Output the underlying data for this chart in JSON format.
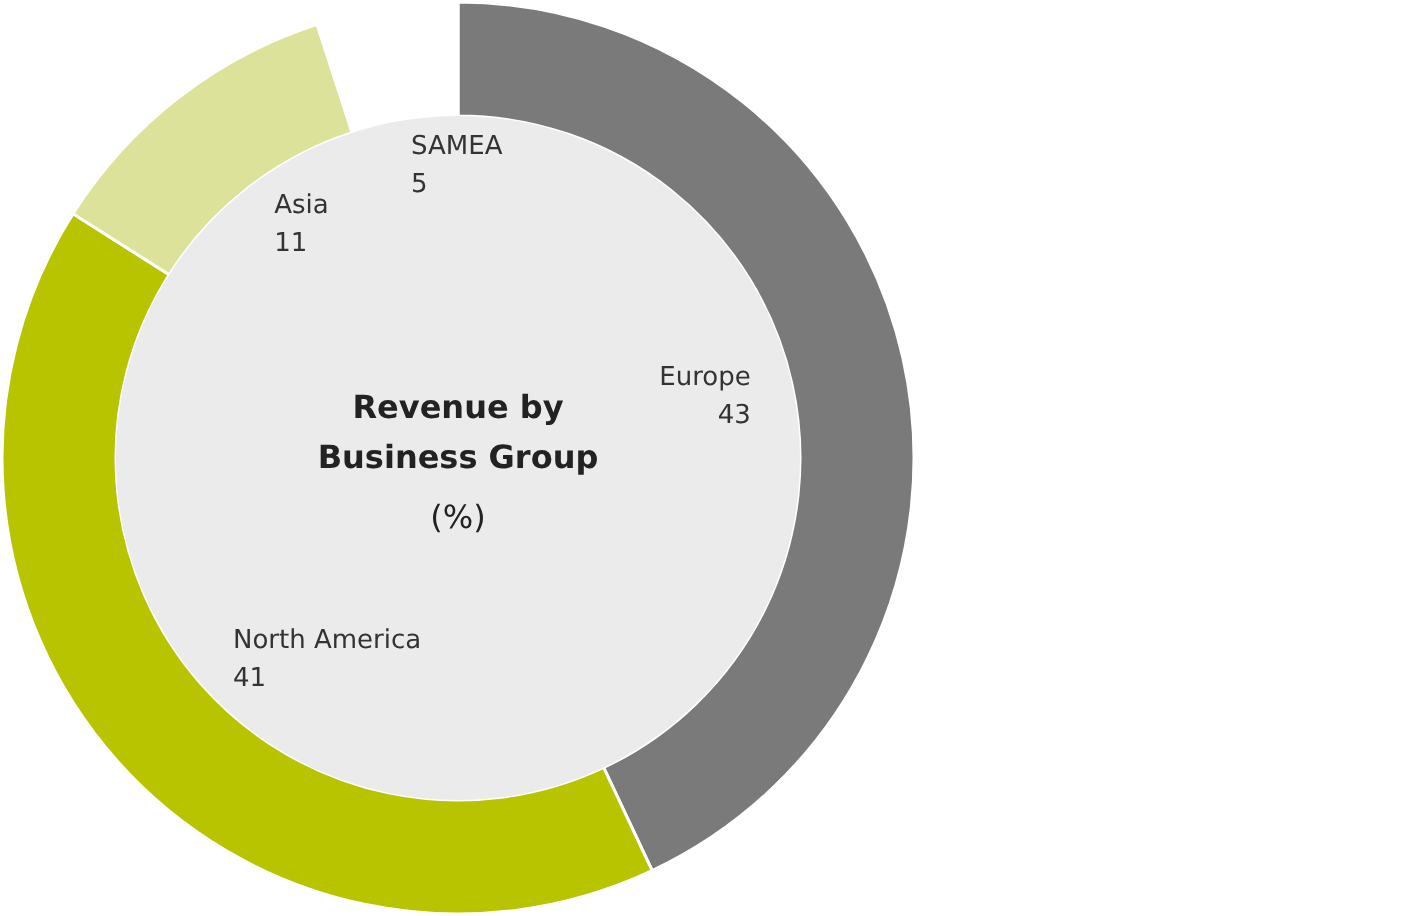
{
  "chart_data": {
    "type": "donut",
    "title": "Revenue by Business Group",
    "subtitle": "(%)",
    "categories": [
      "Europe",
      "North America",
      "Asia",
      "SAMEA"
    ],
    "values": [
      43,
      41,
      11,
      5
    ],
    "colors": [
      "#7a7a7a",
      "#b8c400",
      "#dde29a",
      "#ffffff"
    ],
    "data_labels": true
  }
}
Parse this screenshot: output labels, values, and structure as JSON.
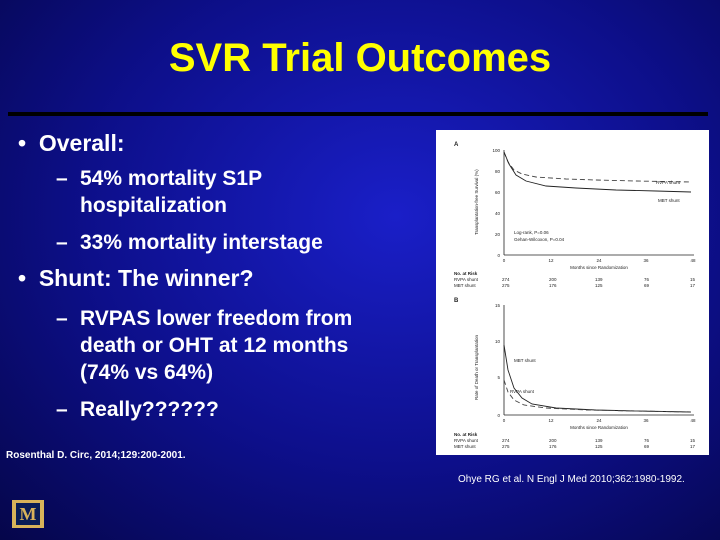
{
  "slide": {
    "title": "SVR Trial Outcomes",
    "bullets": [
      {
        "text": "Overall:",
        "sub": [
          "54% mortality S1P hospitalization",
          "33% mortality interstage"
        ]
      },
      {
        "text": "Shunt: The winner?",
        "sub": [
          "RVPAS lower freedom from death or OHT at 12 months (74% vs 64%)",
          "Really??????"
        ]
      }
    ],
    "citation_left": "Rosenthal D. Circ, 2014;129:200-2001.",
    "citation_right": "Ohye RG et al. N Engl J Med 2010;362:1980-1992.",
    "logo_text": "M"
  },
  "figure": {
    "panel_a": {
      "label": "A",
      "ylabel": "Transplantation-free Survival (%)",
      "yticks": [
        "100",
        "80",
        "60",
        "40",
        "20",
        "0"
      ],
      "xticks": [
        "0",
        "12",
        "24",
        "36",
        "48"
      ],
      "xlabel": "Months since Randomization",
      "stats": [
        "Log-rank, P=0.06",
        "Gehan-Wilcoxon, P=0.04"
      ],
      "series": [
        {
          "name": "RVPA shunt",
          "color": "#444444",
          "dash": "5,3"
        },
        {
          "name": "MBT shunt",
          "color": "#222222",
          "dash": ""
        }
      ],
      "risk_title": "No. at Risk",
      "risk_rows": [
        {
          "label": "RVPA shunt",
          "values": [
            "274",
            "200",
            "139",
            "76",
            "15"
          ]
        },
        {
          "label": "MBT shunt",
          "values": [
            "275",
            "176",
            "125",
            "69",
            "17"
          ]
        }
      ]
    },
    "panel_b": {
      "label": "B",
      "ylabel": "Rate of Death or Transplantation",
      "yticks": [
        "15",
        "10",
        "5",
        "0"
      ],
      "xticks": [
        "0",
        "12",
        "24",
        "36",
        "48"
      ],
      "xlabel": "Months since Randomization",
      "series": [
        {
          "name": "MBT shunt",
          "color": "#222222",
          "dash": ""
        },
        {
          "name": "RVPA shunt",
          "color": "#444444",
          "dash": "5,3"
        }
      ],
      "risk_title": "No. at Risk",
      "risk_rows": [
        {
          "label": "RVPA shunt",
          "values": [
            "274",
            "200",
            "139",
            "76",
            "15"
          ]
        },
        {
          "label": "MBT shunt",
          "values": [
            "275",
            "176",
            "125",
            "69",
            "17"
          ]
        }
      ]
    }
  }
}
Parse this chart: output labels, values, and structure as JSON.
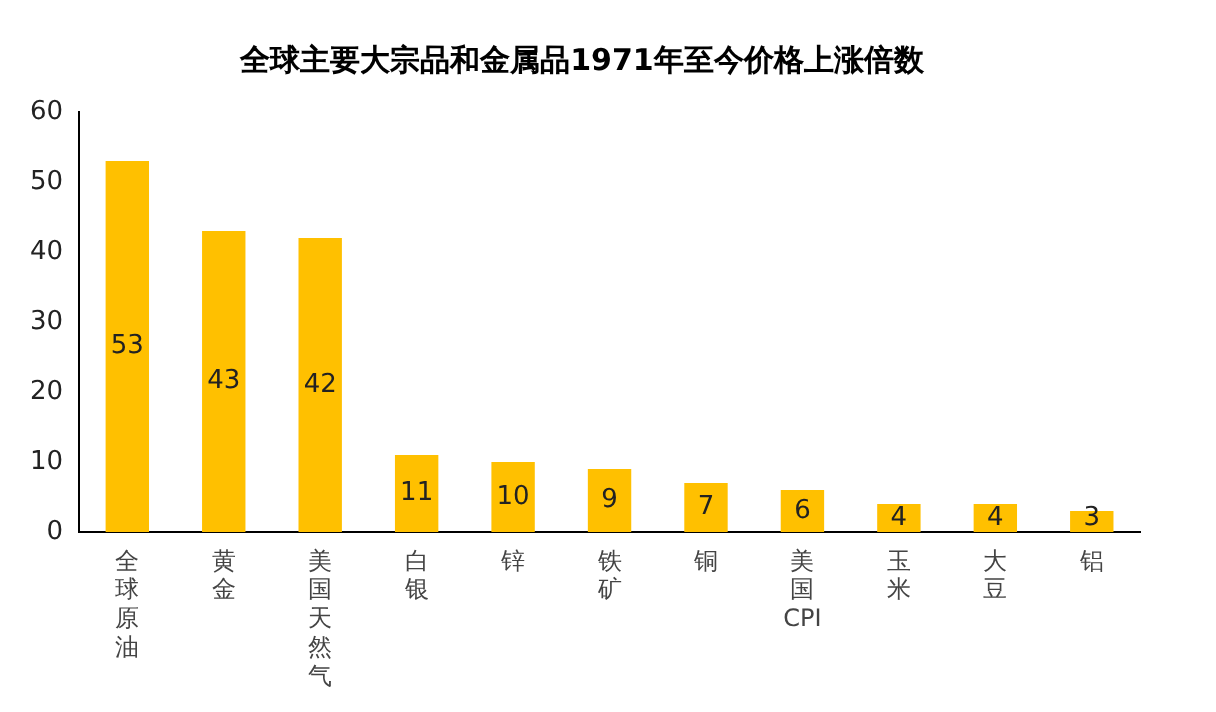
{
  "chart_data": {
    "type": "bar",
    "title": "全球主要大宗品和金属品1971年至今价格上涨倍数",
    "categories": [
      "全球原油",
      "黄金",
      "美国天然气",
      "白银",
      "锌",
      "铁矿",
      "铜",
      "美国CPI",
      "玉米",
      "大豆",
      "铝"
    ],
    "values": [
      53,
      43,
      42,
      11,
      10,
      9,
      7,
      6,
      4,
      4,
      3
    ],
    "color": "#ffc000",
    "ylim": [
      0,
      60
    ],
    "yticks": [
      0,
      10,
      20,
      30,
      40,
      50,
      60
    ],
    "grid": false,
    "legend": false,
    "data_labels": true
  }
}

#####

## WORK TO BE COMPLETED
Print the entries above exactly, taking out only the pictures.

## OUTPUT FOR THIS TASK
Output the underlying data for this chart in JSON format.
{
  "chart_data": {
    "type": "donut",
    "title": "Revenue by Business Group",
    "subtitle": "(%)",
    "categories": [
      "Europe",
      "North America",
      "Asia",
      "SAMEA"
    ],
    "values": [
      43,
      41,
      11,
      5
    ],
    "colors": [
      "#7a7a7a",
      "#b8c400",
      "#dde29a",
      "#ffffff"
    ],
    "data_labels": true
  }
}
Parse this screenshot: output labels, values, and structure as JSON.
{
  "slide": {
    "title": "SVR Trial Outcomes",
    "bullets": [
      {
        "text": "Overall:",
        "sub": [
          "54% mortality S1P hospitalization",
          "33% mortality interstage"
        ]
      },
      {
        "text": "Shunt: The winner?",
        "sub": [
          "RVPAS lower freedom from death or OHT at 12 months (74% vs 64%)",
          "Really??????"
        ]
      }
    ],
    "citation_left": "Rosenthal D. Circ, 2014;129:200-2001.",
    "citation_right": "Ohye RG et al. N Engl J Med 2010;362:1980-1992.",
    "logo_text": "M"
  },
  "figure": {
    "panel_a": {
      "label": "A",
      "ylabel": "Transplantation-free Survival (%)",
      "yticks": [
        "100",
        "80",
        "60",
        "40",
        "20",
        "0"
      ],
      "xticks": [
        "0",
        "12",
        "24",
        "36",
        "48"
      ],
      "xlabel": "Months since Randomization",
      "stats": [
        "Log-rank, P=0.06",
        "Gehan-Wilcoxon, P=0.04"
      ],
      "series": [
        {
          "name": "RVPA shunt",
          "color": "#444444",
          "dash": "5,3"
        },
        {
          "name": "MBT shunt",
          "color": "#222222",
          "dash": ""
        }
      ],
      "risk_title": "No. at Risk",
      "risk_rows": [
        {
          "label": "RVPA shunt",
          "values": [
            "274",
            "200",
            "139",
            "76",
            "15"
          ]
        },
        {
          "label": "MBT shunt",
          "values": [
            "275",
            "176",
            "125",
            "69",
            "17"
          ]
        }
      ]
    },
    "panel_b": {
      "label": "B",
      "ylabel": "Rate of Death or Transplantation",
      "yticks": [
        "15",
        "10",
        "5",
        "0"
      ],
      "xticks": [
        "0",
        "12",
        "24",
        "36",
        "48"
      ],
      "xlabel": "Months since Randomization",
      "series": [
        {
          "name": "MBT shunt",
          "color": "#222222",
          "dash": ""
        },
        {
          "name": "RVPA shunt",
          "color": "#444444",
          "dash": "5,3"
        }
      ],
      "risk_title": "No. at Risk",
      "risk_rows": [
        {
          "label": "RVPA shunt",
          "values": [
            "274",
            "200",
            "139",
            "76",
            "15"
          ]
        },
        {
          "label": "MBT shunt",
          "values": [
            "275",
            "176",
            "125",
            "69",
            "17"
          ]
        }
      ]
    }
  }
}
Parse this chart: output labels, values, and structure as JSON.
{
  "chart_data": {
    "type": "bar",
    "title": "全球主要大宗品和金属品1971年至今价格上涨倍数",
    "categories": [
      "全球原油",
      "黄金",
      "美国天然气",
      "白银",
      "锌",
      "铁矿",
      "铜",
      "美国CPI",
      "玉米",
      "大豆",
      "铝"
    ],
    "values": [
      53,
      43,
      42,
      11,
      10,
      9,
      7,
      6,
      4,
      4,
      3
    ],
    "color": "#ffc000",
    "ylim": [
      0,
      60
    ],
    "yticks": [
      0,
      10,
      20,
      30,
      40,
      50,
      60
    ],
    "grid": false,
    "legend": false,
    "data_labels": true
  }
}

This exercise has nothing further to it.